::: Information given :::

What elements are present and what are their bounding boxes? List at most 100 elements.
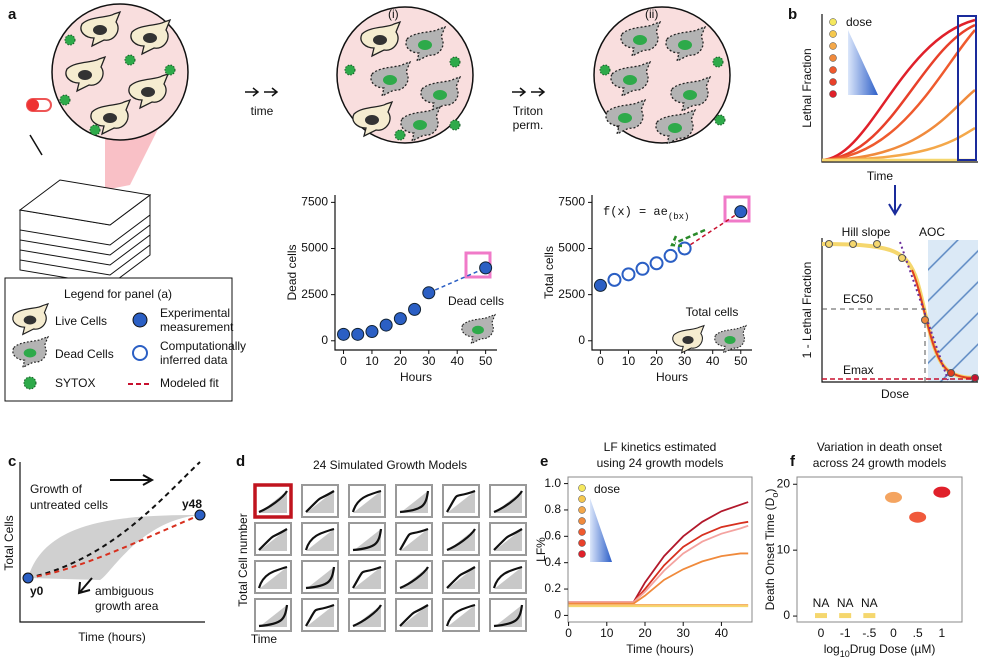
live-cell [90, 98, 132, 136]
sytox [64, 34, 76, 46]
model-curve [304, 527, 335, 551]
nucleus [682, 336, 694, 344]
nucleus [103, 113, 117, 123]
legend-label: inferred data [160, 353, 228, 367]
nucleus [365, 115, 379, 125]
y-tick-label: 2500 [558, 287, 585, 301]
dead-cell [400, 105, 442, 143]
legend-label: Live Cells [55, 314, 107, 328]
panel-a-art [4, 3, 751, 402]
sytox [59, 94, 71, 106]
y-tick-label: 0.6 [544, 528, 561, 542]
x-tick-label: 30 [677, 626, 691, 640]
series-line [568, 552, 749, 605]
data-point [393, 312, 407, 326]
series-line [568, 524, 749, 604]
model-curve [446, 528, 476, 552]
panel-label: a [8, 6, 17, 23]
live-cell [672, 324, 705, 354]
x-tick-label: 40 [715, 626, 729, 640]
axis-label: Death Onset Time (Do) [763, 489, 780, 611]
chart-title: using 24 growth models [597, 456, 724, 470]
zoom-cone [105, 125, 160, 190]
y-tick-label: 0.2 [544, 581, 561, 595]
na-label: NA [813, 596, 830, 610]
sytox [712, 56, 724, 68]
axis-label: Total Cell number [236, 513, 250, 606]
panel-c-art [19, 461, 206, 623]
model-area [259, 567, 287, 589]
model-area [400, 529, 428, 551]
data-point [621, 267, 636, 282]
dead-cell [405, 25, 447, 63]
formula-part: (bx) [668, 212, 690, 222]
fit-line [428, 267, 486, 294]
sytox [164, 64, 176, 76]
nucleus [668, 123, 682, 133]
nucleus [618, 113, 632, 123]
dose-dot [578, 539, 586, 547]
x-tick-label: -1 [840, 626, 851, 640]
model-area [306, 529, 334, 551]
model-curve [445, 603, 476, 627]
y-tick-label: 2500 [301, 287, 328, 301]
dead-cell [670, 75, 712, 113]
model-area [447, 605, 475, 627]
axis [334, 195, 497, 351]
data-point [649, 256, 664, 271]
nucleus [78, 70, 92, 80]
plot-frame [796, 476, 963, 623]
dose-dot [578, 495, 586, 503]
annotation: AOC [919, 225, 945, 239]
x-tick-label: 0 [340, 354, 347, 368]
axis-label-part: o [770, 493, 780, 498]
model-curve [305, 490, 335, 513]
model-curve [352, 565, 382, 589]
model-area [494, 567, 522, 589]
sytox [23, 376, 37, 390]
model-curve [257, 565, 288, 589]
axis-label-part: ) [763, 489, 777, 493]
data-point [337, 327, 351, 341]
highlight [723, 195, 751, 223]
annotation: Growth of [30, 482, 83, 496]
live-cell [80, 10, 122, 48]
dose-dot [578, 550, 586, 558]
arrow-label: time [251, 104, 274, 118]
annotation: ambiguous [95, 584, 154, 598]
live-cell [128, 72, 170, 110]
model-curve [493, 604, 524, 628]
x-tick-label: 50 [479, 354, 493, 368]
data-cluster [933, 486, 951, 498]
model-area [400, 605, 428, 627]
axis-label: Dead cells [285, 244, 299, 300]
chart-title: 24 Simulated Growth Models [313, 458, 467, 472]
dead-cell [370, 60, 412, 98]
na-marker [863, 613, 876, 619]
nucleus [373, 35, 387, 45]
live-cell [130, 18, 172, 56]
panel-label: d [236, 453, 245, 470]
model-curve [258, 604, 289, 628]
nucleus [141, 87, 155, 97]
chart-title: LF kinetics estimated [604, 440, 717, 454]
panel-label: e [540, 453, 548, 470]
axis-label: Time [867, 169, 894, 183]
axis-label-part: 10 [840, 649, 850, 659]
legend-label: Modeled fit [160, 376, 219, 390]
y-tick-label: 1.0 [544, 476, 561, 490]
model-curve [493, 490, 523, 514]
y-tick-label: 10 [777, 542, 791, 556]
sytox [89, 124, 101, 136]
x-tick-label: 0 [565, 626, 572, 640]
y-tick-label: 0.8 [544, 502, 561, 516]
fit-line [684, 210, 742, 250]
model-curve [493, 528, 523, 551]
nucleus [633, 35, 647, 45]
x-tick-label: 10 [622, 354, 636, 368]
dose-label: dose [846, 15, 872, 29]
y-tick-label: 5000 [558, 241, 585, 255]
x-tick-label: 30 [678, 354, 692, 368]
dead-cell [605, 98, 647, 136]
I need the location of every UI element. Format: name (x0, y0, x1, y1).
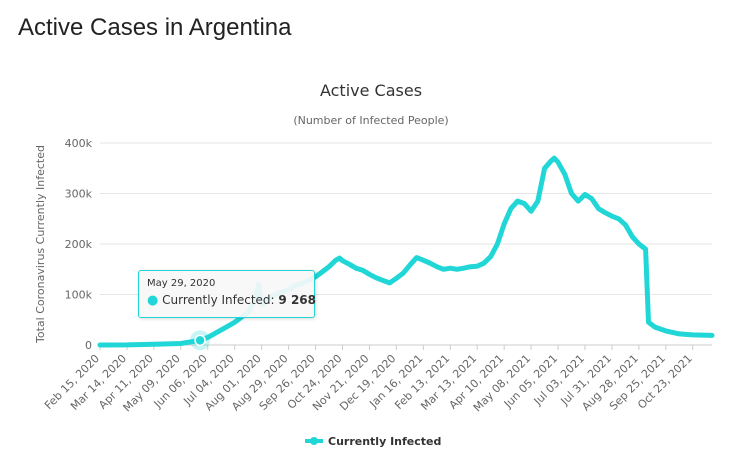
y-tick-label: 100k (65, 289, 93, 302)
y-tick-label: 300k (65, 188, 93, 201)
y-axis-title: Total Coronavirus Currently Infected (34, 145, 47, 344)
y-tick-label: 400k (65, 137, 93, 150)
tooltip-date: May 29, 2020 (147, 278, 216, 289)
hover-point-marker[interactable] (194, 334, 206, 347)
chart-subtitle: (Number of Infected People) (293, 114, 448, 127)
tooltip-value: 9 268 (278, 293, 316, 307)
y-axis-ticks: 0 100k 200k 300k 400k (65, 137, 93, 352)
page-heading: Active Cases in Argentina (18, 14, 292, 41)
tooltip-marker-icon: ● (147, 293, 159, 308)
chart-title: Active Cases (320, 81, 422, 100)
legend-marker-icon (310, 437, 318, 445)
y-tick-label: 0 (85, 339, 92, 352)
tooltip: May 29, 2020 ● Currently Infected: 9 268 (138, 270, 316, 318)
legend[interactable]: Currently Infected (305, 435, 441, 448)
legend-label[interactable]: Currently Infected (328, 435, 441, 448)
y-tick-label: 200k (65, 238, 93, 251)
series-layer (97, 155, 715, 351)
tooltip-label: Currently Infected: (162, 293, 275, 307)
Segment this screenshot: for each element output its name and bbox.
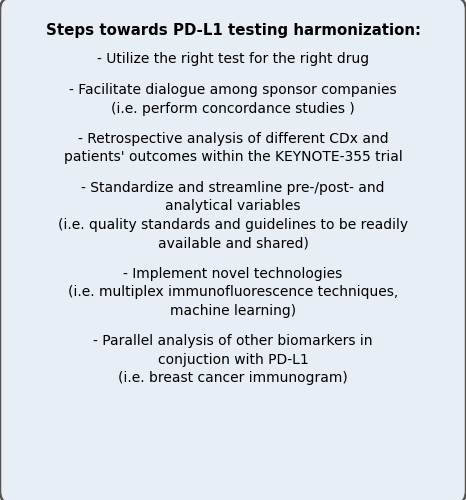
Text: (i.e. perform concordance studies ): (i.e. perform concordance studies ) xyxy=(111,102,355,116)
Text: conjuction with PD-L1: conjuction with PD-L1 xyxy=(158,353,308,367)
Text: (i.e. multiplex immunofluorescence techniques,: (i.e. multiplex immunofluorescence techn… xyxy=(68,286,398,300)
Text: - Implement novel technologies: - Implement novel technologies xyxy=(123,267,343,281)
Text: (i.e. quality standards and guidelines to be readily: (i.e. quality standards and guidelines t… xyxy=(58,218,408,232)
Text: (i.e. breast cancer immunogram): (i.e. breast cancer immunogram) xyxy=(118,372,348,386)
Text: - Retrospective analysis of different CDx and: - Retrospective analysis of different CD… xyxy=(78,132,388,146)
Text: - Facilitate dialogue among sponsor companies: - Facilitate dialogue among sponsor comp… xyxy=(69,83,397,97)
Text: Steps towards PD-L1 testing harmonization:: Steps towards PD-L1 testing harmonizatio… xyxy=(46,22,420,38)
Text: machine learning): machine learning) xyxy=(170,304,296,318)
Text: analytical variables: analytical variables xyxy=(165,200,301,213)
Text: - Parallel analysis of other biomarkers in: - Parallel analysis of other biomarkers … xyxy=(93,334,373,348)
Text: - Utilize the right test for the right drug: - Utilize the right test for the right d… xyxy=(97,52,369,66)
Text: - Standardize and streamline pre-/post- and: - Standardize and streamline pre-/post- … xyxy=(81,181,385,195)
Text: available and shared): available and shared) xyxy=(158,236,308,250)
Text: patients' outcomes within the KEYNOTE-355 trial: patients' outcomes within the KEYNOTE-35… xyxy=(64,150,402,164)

:::
::: Information given :::

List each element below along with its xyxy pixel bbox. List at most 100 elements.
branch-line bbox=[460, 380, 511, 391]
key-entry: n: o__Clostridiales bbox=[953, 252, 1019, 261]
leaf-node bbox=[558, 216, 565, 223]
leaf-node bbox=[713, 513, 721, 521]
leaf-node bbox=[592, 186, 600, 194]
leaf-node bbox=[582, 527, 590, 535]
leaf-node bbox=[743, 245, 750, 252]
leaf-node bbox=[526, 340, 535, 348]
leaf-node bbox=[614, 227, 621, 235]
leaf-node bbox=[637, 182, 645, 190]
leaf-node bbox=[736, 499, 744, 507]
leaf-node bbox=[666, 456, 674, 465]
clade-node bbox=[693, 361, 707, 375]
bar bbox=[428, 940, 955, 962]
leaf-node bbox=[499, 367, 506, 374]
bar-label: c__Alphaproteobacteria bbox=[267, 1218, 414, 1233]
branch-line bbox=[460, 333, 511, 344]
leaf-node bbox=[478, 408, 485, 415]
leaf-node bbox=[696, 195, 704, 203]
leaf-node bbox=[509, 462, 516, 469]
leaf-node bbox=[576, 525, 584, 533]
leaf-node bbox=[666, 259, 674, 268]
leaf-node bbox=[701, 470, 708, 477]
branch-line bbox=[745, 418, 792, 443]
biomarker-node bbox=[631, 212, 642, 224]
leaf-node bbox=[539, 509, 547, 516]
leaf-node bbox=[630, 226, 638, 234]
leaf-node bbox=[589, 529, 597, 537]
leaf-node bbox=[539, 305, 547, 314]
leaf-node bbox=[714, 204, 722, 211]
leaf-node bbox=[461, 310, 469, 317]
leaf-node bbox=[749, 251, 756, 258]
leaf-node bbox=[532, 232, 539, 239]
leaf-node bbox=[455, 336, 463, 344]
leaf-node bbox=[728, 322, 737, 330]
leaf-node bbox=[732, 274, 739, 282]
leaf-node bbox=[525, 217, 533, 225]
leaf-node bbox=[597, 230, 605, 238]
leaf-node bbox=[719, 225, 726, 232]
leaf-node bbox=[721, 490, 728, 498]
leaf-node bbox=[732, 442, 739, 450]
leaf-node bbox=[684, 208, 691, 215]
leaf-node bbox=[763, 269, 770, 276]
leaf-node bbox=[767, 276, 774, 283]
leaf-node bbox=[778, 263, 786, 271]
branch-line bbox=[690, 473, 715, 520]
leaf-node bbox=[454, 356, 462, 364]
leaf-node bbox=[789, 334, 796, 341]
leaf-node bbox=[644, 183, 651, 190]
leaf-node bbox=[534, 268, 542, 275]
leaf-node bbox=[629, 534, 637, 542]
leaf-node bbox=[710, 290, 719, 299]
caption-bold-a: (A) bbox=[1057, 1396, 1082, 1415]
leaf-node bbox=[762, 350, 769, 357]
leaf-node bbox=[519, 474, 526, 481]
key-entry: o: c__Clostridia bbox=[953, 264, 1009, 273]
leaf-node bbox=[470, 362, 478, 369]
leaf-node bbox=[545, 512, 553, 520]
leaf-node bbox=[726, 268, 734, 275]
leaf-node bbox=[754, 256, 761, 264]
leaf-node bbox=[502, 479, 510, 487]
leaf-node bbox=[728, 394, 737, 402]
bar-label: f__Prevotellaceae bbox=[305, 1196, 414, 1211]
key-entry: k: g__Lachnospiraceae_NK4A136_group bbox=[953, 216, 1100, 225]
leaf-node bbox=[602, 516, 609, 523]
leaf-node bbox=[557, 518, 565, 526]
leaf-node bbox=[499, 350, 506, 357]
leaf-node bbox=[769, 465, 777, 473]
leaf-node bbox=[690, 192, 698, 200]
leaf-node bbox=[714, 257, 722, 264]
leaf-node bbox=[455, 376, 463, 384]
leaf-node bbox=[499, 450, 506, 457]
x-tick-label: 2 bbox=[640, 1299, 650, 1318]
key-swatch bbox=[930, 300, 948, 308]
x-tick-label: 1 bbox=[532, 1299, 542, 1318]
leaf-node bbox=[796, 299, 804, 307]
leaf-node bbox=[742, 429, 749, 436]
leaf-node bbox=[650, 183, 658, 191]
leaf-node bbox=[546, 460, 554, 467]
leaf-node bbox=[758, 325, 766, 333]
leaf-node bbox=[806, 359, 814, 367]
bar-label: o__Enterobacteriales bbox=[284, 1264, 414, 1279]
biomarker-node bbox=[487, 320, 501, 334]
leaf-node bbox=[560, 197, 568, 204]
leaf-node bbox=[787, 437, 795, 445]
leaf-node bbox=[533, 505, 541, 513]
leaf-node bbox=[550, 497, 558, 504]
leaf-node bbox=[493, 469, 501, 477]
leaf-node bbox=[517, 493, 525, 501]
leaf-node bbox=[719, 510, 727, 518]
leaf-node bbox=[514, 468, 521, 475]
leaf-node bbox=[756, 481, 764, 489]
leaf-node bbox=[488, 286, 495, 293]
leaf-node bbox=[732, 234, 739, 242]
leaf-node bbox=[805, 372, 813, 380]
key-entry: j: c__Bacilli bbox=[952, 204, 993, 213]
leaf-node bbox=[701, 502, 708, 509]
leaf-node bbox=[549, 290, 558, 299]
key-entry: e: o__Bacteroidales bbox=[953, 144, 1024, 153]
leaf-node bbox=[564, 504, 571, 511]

:::

**Your objective**
Pick out each line above that includes "elements" and show it.

**Response to this exercise**
What elements are present and what are their bounding boxes? List at most 100 elements.
List each element below along with its xyxy pixel bbox. List at most 100 elements.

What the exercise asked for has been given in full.